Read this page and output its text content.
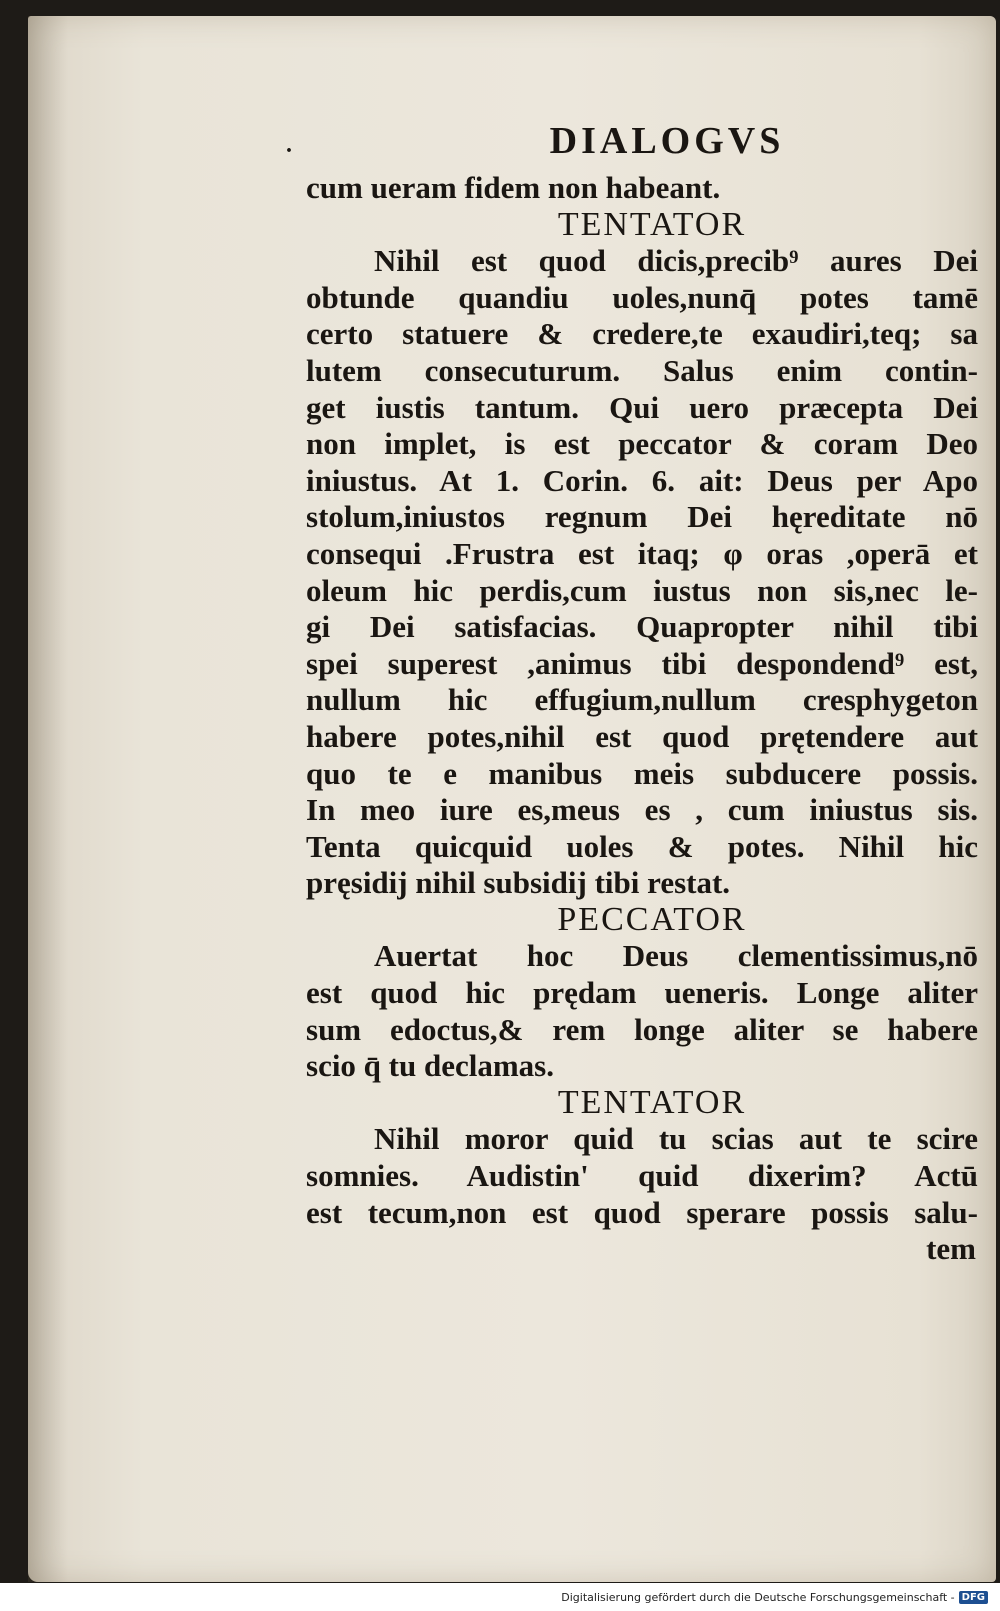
DIALOGVS
cum ueram fidem non habeant.
TENTATOR
Nihil est quod dicis,precib⁹ aures Dei
obtunde quandiu uoles,nunq̄ potes tamē
certo statuere & credere,te exaudiri,teq; sa
lutem consecuturum. Salus enim contin-
get iustis tantum. Qui uero præcepta Dei
non implet, is est peccator & coram Deo
iniustus. At 1. Corin. 6. ait: Deus per Apo
stolum,iniustos regnum Dei hęreditate nō
consequi .Frustra est itaq; φ oras ,operā et
oleum hic perdis,cum iustus non sis,nec le-
gi Dei satisfacias. Quapropter nihil tibi
spei superest ,animus tibi despondend⁹ est,
nullum hic effugium,nullum cresphygeton
habere potes,nihil est quod prętendere aut
quo te e manibus meis subducere possis.
In meo iure es,meus es , cum iniustus sis.
Tenta quicquid uoles & potes. Nihil hic
pręsidij nihil subsidij tibi restat.
PECCATOR
Auertat hoc Deus clementissimus,nō
est quod hic prędam ueneris. Longe aliter
sum edoctus,& rem longe aliter se habere
scio q̄ tu declamas.
TENTATOR
Nihil moror quid tu scias aut te scire
somnies. Audistin' quid dixerim? Actū
est tecum,non est quod sperare possis salu-
tem
.
Digitalisierung gefördert durch die Deutsche Forschungsgemeinschaft - DFG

THE REQUEST =>
List the lines that contain the word "quod".

SOLVED EXERCISE =>
Nihil est quod dicis,precib⁹ aures Dei
habere potes,nihil est quod prętendere aut
est quod hic prędam ueneris. Longe aliter
est tecum,non est quod sperare possis salu-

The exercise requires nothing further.